Exercise:
Type out the complete listing below word for word, without its pictures.

Records from a data source
..........

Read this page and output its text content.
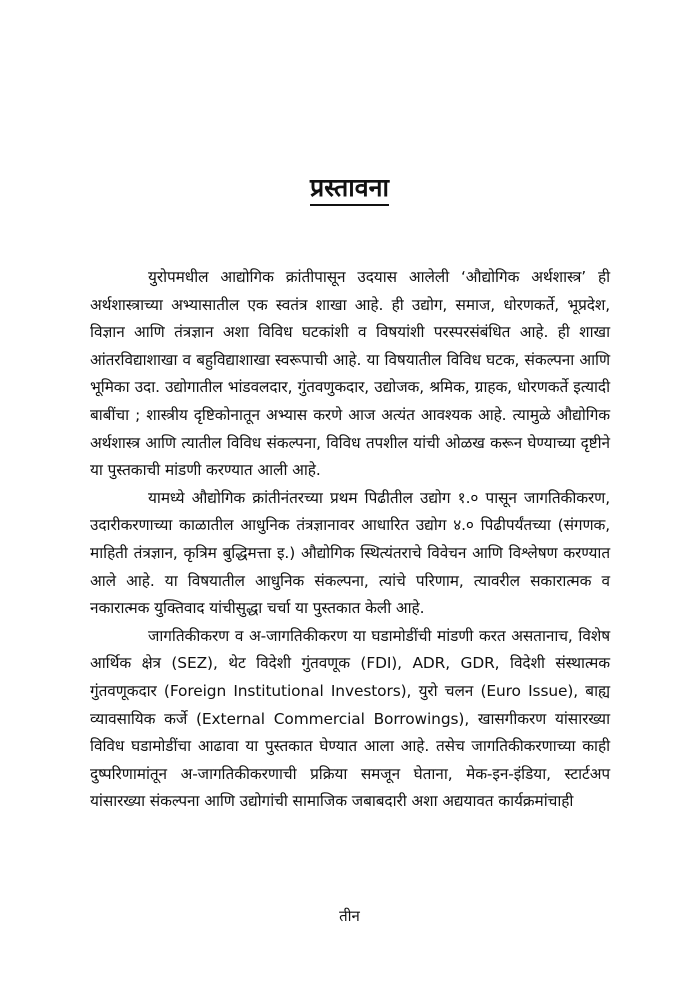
प्रस्तावना

युरोपमधील आद्योगिक क्रांतीपासून उदयास आलेली ‘औद्योगिक अर्थशास्त्र’ ही अर्थशास्त्राच्या अभ्यासातील एक स्वतंत्र शाखा आहे. ही उद्योग, समाज, धोरणकर्ते, भूप्रदेश, विज्ञान आणि तंत्रज्ञान अशा विविध घटकांशी व विषयांशी परस्परसंबंधित आहे. ही शाखा आंतरविद्याशाखा व बहुविद्याशाखा स्वरूपाची आहे. या विषयातील विविध घटक, संकल्पना आणि भूमिका उदा. उद्योगातील भांडवलदार, गुंतवणुकदार, उद्योजक, श्रमिक, ग्राहक, धोरणकर्ते इत्यादी बाबींचा ; शास्त्रीय दृष्टिकोनातून अभ्यास करणे आज अत्यंत आवश्यक आहे. त्यामुळे औद्योगिक अर्थशास्त्र आणि त्यातील विविध संकल्पना, विविध तपशील यांची ओळख करून घेण्याच्या दृष्टीने या पुस्तकाची मांडणी करण्यात आली आहे.

यामध्ये औद्योगिक क्रांतीनंतरच्या प्रथम पिढीतील उद्योग १.० पासून जागतिकीकरण, उदारीकरणाच्या काळातील आधुनिक तंत्रज्ञानावर आधारित उद्योग ४.० पिढीपर्यंतच्या (संगणक, माहिती तंत्रज्ञान, कृत्रिम बुद्धिमत्ता इ.) औद्योगिक स्थित्यंतराचे विवेचन आणि विश्लेषण करण्यात आले आहे. या विषयातील आधुनिक संकल्पना, त्यांचे परिणाम, त्यावरील सकारात्मक व नकारात्मक युक्तिवाद यांचीसुद्धा चर्चा या पुस्तकात केली आहे.

जागतिकीकरण व अ-जागतिकीकरण या घडामोडींची मांडणी करत असतानाच, विशेष आर्थिक क्षेत्र (SEZ), थेट विदेशी गुंतवणूक (FDI), ADR, GDR, विदेशी संस्थात्मक गुंतवणूकदार (Foreign Institutional Investors), युरो चलन (Euro Issue), बाह्य व्यावसायिक कर्जे (External Commercial Borrowings), खासगीकरण यांसारख्या विविध घडामोडींचा आढावा या पुस्तकात घेण्यात आला आहे. तसेच जागतिकीकरणाच्या काही दुष्परिणामांतून अ-जागतिकीकरणाची प्रक्रिया समजून घेताना, मेक-इन-इंडिया, स्टार्टअप यांसारख्या संकल्पना आणि उद्योगांची सामाजिक जबाबदारी अशा अद्ययावत कार्यक्रमांचाही

तीन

..........

Task output:
Read this page and output its text content.
प्रस्तावना

युरोपमधील आद्योगिक क्रांतीपासून उदयास आलेली ‘औद्योगिक अर्थशास्त्र’ ही अर्थशास्त्राच्या अभ्यासातील एक स्वतंत्र शाखा आहे. ही उद्योग, समाज, धोरणकर्ते, भूप्रदेश, विज्ञान आणि तंत्रज्ञान अशा विविध घटकांशी व विषयांशी परस्परसंबंधित आहे. ही शाखा आंतरविद्याशाखा व बहुविद्याशाखा स्वरूपाची आहे. या विषयातील विविध घटक, संकल्पना आणि भूमिका उदा. उद्योगातील भांडवलदार, गुंतवणुकदार, उद्योजक, श्रमिक, ग्राहक, धोरणकर्ते इत्यादी बाबींचा ; शास्त्रीय दृष्टिकोनातून अभ्यास करणे आज अत्यंत आवश्यक आहे. त्यामुळे औद्योगिक अर्थशास्त्र आणि त्यातील विविध संकल्पना, विविध तपशील यांची ओळख करून घेण्याच्या दृष्टीने या पुस्तकाची मांडणी करण्यात आली आहे.

यामध्ये औद्योगिक क्रांतीनंतरच्या प्रथम पिढीतील उद्योग १.० पासून जागतिकीकरण, उदारीकरणाच्या काळातील आधुनिक तंत्रज्ञानावर आधारित उद्योग ४.० पिढीपर्यंतच्या (संगणक, माहिती तंत्रज्ञान, कृत्रिम बुद्धिमत्ता इ.) औद्योगिक स्थित्यंतराचे विवेचन आणि विश्लेषण करण्यात आले आहे. या विषयातील आधुनिक संकल्पना, त्यांचे परिणाम, त्यावरील सकारात्मक व नकारात्मक युक्तिवाद यांचीसुद्धा चर्चा या पुस्तकात केली आहे.

जागतिकीकरण व अ-जागतिकीकरण या घडामोडींची मांडणी करत असतानाच, विशेष आर्थिक क्षेत्र (SEZ), थेट विदेशी गुंतवणूक (FDI), ADR, GDR, विदेशी संस्थात्मक गुंतवणूकदार (Foreign Institutional Investors), युरो चलन (Euro Issue), बाह्य व्यावसायिक कर्जे (External Commercial Borrowings), खासगीकरण यांसारख्या विविध घडामोडींचा आढावा या पुस्तकात घेण्यात आला आहे. तसेच जागतिकीकरणाच्या काही दुष्परिणामांतून अ-जागतिकीकरणाची प्रक्रिया समजून घेताना, मेक-इन-इंडिया, स्टार्टअप यांसारख्या संकल्पना आणि उद्योगांची सामाजिक जबाबदारी अशा अद्ययावत कार्यक्रमांचाही

तीन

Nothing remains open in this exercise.